Stated exercise
Filter out everything except lines holding "sporophyte".

Provided information
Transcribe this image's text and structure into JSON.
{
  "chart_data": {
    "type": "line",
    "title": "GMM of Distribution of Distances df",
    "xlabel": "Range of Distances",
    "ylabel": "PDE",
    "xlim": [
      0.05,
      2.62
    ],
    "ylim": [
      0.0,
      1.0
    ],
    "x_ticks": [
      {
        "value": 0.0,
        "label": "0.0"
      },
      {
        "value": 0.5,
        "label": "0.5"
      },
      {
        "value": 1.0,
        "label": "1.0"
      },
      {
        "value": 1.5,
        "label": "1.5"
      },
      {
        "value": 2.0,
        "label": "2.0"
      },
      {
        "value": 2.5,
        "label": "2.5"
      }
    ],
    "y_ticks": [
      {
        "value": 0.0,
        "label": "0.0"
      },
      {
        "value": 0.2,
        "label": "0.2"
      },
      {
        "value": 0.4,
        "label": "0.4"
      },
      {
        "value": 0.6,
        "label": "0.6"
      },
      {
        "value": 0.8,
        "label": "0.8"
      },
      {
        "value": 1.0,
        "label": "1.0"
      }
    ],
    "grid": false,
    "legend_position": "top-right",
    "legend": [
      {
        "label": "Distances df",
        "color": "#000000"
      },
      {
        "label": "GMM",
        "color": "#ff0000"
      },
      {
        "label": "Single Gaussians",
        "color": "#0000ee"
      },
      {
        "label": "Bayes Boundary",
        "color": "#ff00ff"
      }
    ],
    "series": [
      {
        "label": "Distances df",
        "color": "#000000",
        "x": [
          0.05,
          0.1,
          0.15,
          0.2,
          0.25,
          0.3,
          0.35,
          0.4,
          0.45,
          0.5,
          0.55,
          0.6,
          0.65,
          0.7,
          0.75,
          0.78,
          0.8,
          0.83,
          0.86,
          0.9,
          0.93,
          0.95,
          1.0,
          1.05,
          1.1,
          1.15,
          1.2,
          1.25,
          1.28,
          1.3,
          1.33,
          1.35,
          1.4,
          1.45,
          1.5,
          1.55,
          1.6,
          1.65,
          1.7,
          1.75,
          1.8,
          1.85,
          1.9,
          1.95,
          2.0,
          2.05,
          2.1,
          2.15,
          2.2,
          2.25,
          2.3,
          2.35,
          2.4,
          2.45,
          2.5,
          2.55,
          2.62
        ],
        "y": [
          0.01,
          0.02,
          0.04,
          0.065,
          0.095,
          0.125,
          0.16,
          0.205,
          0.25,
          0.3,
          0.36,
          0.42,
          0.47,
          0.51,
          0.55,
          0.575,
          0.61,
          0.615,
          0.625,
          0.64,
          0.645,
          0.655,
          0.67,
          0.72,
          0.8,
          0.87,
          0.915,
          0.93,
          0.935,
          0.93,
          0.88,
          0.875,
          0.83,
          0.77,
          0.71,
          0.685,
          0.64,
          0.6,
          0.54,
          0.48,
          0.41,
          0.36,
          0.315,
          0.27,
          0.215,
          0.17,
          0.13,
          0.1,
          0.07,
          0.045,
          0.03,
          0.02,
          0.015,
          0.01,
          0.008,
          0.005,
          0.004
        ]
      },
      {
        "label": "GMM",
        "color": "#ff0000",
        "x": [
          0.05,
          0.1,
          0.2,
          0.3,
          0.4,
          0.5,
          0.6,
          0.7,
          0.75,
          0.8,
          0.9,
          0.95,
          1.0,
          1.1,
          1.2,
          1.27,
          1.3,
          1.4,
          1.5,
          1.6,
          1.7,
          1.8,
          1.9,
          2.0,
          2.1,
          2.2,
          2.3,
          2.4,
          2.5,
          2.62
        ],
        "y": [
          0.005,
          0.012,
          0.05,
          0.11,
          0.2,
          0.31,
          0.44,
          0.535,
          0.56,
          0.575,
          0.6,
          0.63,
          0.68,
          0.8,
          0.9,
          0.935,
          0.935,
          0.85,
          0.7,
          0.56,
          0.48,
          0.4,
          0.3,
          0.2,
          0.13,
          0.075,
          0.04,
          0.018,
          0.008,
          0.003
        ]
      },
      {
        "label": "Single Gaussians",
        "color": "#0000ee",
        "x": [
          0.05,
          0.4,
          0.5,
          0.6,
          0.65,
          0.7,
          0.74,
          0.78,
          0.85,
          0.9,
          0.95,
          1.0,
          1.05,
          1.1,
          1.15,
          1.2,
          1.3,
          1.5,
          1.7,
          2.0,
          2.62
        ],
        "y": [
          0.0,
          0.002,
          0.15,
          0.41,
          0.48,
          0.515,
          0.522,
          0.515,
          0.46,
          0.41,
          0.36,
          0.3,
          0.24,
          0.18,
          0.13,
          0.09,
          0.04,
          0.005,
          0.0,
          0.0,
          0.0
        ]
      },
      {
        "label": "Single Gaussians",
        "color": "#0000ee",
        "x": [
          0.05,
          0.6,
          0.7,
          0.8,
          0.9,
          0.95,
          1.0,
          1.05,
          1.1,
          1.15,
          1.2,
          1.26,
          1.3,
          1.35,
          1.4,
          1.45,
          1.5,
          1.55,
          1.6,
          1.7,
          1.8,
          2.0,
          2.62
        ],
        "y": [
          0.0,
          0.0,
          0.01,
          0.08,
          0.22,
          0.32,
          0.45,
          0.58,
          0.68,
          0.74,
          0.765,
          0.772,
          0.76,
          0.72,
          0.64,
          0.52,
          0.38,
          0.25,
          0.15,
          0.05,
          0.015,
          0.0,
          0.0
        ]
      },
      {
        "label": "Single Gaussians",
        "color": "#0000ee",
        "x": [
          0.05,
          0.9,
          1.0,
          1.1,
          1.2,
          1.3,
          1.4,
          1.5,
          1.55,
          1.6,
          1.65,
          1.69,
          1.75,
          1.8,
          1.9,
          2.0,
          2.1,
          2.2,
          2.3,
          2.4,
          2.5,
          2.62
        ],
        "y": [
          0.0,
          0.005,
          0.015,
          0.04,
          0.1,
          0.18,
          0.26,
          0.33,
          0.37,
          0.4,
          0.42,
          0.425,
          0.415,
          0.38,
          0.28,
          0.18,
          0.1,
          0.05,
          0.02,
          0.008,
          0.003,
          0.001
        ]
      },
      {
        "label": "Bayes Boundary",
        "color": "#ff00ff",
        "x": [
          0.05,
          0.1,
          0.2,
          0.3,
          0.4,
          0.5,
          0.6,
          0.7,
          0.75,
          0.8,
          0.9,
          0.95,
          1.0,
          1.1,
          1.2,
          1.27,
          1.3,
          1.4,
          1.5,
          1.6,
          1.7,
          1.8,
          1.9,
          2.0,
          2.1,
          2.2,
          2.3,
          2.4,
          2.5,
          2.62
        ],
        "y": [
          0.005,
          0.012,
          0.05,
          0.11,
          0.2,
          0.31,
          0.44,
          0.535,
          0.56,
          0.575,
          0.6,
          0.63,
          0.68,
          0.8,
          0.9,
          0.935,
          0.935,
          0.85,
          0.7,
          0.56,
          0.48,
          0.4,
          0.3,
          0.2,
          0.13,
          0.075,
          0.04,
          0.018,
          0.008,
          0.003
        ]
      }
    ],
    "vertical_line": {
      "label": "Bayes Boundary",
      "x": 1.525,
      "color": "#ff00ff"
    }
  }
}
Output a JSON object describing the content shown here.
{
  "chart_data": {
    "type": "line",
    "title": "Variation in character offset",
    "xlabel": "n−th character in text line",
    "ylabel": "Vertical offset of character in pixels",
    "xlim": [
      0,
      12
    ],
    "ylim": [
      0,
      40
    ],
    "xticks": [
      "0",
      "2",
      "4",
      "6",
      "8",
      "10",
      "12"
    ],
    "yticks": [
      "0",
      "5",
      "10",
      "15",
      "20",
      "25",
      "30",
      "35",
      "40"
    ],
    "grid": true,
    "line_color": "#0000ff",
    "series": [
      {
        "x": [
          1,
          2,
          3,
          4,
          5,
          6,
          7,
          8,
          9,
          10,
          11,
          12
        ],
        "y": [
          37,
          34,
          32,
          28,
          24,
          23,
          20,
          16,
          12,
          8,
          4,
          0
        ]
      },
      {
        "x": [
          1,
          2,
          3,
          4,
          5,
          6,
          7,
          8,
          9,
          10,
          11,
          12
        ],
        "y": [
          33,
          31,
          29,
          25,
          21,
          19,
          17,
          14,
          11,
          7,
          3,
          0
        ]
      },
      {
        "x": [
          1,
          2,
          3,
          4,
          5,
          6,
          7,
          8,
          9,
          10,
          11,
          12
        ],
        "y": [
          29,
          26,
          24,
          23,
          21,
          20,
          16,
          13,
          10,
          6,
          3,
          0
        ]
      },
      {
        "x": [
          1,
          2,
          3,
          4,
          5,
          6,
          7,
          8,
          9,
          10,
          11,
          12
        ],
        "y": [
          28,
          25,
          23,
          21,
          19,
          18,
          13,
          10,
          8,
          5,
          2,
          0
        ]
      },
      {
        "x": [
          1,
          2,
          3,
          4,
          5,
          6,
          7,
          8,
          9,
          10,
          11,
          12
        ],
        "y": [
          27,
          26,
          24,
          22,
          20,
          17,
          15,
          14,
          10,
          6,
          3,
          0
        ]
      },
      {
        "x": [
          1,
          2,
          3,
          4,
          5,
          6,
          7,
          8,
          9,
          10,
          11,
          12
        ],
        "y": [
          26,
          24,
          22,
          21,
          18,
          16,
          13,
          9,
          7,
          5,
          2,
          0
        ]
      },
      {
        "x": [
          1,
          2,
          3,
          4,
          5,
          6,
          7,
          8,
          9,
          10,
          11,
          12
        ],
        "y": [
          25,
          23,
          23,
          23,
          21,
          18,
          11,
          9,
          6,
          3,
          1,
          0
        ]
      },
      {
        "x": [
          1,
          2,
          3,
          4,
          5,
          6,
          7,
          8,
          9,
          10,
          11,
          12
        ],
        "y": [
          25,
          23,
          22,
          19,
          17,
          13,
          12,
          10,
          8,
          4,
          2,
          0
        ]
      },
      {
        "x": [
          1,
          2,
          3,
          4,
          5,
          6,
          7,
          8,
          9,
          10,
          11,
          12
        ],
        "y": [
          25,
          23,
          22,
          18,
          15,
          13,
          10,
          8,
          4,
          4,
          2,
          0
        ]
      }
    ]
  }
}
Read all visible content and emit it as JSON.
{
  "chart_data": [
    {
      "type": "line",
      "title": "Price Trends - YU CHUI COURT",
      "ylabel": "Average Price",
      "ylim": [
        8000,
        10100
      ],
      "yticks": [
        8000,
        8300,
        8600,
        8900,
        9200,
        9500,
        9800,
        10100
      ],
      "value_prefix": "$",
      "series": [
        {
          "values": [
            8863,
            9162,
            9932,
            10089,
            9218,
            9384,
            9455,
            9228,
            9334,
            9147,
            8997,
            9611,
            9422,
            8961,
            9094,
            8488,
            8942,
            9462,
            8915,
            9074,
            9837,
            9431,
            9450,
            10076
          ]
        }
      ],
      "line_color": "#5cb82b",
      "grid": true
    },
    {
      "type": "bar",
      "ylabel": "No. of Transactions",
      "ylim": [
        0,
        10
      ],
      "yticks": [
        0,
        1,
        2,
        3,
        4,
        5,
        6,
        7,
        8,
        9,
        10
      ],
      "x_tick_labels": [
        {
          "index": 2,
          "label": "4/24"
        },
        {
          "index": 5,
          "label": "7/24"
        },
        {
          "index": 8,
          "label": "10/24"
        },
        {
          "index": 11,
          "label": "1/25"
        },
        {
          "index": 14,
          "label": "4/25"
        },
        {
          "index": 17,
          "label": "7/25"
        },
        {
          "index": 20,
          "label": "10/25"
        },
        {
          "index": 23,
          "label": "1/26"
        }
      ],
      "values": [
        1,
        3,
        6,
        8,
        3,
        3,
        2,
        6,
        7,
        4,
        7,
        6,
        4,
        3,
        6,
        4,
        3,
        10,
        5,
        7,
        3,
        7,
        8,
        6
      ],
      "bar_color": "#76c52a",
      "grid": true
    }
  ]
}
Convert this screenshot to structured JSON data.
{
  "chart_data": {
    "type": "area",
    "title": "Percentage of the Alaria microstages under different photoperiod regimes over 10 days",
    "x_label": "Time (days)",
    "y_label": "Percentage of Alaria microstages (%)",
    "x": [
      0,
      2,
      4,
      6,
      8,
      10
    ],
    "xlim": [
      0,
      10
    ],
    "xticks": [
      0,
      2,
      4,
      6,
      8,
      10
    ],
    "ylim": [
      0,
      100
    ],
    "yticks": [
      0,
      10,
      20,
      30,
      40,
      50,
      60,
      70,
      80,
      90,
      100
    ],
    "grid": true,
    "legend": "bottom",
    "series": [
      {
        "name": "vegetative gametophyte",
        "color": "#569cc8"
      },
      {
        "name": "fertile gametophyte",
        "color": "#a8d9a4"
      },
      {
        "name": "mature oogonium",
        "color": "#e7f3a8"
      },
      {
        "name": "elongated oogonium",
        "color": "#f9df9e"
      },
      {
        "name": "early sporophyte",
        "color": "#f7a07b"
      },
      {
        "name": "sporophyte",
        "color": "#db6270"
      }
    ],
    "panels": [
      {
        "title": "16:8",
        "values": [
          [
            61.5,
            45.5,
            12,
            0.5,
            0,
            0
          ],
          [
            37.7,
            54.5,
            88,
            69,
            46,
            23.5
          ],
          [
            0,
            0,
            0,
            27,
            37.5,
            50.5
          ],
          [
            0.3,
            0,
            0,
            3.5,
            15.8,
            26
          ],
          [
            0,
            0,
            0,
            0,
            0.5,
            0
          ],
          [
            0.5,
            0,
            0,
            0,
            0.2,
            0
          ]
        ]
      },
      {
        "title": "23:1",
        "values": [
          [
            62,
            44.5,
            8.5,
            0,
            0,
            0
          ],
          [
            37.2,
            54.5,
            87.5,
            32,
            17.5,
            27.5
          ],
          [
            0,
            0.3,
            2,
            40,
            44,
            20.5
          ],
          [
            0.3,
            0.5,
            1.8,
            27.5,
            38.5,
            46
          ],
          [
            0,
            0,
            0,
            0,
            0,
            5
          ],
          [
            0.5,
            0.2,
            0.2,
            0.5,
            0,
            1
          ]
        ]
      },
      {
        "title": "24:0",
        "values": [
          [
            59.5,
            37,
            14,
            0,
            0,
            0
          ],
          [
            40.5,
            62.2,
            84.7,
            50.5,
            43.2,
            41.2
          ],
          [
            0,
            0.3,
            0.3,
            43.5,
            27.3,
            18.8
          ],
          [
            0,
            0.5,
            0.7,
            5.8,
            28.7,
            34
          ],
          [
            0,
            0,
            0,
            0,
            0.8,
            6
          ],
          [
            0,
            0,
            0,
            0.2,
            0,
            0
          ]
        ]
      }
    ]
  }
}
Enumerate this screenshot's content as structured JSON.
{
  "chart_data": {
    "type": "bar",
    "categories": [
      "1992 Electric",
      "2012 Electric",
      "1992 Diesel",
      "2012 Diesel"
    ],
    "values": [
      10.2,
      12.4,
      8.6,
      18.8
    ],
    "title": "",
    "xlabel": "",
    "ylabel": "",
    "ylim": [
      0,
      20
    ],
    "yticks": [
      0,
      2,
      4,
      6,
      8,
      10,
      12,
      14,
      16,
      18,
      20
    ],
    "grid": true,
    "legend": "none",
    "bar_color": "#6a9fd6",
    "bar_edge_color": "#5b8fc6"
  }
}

Result
        "name": "early sporophyte",
        "name": "sporophyte",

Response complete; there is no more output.